- **SOURCE DATA**:
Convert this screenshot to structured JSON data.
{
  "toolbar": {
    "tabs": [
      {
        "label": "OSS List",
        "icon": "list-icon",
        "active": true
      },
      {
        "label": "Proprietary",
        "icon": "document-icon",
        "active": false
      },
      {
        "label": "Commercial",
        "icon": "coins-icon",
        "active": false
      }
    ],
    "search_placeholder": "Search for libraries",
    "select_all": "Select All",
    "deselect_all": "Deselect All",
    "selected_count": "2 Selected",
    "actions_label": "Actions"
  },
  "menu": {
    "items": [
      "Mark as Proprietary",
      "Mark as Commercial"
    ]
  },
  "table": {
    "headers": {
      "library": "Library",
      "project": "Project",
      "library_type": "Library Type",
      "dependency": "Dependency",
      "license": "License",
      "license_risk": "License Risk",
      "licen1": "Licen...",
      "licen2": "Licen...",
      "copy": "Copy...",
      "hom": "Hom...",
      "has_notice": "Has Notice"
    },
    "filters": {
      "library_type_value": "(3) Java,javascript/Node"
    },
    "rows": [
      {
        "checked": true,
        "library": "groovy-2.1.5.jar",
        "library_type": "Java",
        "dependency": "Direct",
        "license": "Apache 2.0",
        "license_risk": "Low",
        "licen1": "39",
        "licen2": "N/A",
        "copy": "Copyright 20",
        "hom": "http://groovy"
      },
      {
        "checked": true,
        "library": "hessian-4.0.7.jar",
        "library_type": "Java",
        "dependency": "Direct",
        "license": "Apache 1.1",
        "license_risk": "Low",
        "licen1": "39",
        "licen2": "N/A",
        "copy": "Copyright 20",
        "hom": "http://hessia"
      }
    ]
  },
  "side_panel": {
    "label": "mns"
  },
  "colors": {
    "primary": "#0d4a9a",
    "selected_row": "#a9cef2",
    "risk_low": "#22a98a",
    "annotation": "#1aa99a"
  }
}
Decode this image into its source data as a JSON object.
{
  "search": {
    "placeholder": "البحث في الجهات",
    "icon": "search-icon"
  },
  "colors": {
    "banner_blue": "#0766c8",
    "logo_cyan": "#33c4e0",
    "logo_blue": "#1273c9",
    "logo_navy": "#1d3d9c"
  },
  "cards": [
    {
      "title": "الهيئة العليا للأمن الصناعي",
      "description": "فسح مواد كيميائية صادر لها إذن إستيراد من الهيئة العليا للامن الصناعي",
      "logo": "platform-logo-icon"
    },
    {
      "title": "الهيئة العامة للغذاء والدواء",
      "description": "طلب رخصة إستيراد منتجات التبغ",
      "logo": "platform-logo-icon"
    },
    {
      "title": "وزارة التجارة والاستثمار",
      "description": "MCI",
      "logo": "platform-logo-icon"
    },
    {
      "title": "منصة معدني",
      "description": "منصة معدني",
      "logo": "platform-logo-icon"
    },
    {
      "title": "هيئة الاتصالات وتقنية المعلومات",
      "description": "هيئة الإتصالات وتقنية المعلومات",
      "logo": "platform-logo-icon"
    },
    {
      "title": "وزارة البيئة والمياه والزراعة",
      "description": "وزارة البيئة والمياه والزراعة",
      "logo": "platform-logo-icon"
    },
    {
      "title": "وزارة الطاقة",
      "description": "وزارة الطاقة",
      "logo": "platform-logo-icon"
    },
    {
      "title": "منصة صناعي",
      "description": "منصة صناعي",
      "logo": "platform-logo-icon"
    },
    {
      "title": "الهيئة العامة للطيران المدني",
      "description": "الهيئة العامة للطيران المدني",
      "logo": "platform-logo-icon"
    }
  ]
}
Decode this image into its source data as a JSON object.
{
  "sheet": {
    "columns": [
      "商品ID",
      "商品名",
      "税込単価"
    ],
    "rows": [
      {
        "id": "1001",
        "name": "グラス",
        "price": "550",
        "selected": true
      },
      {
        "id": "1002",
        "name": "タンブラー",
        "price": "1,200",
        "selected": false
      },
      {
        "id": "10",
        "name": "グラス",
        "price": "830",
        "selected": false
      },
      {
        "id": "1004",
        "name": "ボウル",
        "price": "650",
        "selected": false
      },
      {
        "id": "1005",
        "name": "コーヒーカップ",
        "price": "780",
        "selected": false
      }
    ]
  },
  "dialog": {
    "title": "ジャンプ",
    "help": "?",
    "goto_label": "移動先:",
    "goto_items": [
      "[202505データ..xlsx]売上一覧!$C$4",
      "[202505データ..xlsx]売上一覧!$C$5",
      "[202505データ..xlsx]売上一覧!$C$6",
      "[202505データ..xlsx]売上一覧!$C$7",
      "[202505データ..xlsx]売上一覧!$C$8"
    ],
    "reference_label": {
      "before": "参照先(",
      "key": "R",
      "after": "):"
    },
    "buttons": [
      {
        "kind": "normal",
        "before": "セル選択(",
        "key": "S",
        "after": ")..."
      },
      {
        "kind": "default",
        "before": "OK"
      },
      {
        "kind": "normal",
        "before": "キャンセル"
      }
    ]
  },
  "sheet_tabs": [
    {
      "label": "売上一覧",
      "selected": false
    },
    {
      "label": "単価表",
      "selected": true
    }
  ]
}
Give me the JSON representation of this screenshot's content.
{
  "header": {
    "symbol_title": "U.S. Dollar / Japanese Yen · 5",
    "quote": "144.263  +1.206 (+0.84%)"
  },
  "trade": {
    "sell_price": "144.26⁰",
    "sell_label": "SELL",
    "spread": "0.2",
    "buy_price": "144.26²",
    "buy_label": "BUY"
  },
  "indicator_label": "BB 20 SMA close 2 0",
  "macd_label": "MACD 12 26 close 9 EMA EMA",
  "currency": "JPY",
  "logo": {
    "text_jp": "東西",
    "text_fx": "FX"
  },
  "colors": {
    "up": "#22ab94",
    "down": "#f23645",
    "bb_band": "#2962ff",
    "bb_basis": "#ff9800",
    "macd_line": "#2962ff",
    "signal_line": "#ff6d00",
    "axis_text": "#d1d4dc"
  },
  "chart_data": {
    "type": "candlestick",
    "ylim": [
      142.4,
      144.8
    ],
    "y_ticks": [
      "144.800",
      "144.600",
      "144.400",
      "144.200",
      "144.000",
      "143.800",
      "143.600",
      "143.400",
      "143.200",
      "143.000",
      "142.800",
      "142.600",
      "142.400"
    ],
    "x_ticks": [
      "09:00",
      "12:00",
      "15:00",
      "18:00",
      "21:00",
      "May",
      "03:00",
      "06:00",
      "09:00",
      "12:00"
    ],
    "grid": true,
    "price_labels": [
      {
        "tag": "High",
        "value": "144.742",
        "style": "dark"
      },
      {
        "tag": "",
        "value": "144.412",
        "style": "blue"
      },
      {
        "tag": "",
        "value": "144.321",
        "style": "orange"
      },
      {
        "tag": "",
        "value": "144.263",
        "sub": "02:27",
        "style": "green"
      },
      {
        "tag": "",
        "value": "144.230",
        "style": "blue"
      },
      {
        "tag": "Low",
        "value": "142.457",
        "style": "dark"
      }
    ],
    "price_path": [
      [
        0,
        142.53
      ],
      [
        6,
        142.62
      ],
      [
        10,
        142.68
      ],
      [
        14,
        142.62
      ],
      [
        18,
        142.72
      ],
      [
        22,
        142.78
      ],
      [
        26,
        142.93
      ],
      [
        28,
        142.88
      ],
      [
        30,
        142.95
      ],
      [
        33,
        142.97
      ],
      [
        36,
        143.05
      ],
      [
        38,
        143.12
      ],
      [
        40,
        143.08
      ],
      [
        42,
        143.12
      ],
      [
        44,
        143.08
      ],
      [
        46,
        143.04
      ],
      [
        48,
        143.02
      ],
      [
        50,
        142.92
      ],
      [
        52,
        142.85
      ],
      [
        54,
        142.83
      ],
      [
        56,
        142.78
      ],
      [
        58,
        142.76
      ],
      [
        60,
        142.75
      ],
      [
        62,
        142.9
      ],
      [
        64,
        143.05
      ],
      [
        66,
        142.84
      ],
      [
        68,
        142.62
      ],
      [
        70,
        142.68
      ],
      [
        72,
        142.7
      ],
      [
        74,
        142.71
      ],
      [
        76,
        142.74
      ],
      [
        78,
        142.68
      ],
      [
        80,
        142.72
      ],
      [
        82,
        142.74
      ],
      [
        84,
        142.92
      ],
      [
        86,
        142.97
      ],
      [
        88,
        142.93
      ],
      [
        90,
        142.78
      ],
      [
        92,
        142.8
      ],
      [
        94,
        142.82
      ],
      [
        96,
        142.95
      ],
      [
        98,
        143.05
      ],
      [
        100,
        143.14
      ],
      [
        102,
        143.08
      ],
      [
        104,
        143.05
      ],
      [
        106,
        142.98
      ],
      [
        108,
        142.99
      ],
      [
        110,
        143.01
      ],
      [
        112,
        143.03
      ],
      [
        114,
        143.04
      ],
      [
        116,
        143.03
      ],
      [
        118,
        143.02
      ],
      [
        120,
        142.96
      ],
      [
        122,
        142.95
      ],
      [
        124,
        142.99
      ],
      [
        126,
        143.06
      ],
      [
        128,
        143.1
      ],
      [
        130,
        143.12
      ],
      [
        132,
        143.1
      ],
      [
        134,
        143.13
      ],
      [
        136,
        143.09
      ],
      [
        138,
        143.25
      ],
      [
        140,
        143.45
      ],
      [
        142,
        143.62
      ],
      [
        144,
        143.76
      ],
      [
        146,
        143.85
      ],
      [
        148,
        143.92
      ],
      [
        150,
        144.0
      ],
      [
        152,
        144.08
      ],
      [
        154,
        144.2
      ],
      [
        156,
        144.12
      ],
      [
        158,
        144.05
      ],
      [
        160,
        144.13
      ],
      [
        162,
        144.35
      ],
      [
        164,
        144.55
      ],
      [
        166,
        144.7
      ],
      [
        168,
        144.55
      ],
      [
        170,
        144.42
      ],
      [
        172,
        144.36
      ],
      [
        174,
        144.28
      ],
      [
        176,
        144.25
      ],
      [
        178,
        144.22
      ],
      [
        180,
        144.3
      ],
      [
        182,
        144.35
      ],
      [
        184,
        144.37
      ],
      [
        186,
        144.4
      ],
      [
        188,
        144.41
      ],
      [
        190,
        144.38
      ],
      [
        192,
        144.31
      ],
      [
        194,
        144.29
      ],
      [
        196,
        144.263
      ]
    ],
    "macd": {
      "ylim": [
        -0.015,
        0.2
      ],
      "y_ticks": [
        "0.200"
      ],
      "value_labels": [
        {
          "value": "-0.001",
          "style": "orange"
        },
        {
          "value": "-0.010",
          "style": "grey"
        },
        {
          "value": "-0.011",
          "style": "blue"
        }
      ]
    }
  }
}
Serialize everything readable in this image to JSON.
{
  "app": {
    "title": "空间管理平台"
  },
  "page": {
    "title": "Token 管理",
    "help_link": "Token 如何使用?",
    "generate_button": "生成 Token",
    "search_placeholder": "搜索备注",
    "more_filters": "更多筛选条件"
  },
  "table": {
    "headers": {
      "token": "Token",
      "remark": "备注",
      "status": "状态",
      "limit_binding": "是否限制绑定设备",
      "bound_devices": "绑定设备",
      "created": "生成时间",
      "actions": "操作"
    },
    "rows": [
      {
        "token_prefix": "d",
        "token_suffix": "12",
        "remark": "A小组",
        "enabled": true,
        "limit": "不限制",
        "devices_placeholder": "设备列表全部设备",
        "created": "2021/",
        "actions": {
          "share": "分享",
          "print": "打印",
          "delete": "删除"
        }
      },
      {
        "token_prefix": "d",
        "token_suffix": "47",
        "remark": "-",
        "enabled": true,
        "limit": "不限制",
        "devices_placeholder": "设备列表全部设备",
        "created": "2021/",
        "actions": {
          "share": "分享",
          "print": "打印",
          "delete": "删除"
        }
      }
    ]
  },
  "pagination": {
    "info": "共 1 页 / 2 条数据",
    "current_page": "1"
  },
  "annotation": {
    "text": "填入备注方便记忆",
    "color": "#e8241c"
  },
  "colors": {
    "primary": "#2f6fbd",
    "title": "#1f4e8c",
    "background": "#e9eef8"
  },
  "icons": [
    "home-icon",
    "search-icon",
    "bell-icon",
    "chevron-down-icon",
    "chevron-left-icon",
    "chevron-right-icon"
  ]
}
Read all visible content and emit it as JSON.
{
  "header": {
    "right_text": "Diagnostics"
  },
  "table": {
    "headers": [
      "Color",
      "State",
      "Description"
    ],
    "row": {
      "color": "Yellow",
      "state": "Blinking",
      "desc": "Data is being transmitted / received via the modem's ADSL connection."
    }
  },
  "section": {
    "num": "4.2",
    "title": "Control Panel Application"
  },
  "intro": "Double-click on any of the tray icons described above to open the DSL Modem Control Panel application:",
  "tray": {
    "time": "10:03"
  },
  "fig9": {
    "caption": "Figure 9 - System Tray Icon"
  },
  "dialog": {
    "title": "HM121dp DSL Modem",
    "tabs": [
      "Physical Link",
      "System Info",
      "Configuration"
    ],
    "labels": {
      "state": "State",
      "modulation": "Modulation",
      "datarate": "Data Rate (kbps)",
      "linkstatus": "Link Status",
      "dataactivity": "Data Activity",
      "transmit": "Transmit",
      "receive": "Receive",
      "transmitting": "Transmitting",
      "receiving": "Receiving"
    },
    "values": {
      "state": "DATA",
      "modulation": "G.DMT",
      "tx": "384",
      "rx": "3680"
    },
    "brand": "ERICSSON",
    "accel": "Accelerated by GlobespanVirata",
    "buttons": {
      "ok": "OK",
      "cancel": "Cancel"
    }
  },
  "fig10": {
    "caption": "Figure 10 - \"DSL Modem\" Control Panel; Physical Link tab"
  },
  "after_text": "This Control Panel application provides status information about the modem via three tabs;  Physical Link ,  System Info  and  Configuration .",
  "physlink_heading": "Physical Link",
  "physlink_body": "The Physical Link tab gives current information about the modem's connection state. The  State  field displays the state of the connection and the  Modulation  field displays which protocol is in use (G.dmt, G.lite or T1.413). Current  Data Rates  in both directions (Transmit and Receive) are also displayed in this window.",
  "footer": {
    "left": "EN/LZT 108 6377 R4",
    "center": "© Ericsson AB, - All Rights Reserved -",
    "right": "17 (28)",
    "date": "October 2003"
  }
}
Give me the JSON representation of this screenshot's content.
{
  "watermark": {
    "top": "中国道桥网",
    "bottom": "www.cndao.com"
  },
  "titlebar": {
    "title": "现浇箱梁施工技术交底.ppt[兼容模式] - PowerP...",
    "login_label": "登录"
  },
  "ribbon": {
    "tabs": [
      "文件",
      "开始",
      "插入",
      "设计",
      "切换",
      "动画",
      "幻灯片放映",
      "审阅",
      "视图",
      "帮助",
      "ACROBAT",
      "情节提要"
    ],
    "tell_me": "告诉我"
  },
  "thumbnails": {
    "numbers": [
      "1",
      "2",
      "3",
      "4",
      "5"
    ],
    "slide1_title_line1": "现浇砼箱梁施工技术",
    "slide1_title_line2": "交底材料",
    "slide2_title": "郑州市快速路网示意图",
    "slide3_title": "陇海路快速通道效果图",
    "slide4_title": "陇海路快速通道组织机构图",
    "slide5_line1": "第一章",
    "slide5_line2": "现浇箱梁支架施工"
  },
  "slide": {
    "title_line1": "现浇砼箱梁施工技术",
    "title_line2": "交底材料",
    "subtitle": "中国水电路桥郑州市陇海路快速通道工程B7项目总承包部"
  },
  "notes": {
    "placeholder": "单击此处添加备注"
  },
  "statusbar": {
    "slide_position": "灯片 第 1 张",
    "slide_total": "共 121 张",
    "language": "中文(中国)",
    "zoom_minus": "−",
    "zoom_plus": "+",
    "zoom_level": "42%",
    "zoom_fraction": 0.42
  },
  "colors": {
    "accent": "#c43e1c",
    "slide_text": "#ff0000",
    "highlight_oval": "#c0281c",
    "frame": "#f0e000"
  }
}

- **EXERCISE**: Read the lines above. Gather those in which the string "chevron" is found.

- **CORRECT ANSWER**:
    "chevron-down-icon",
    "chevron-left-icon",
    "chevron-right-icon"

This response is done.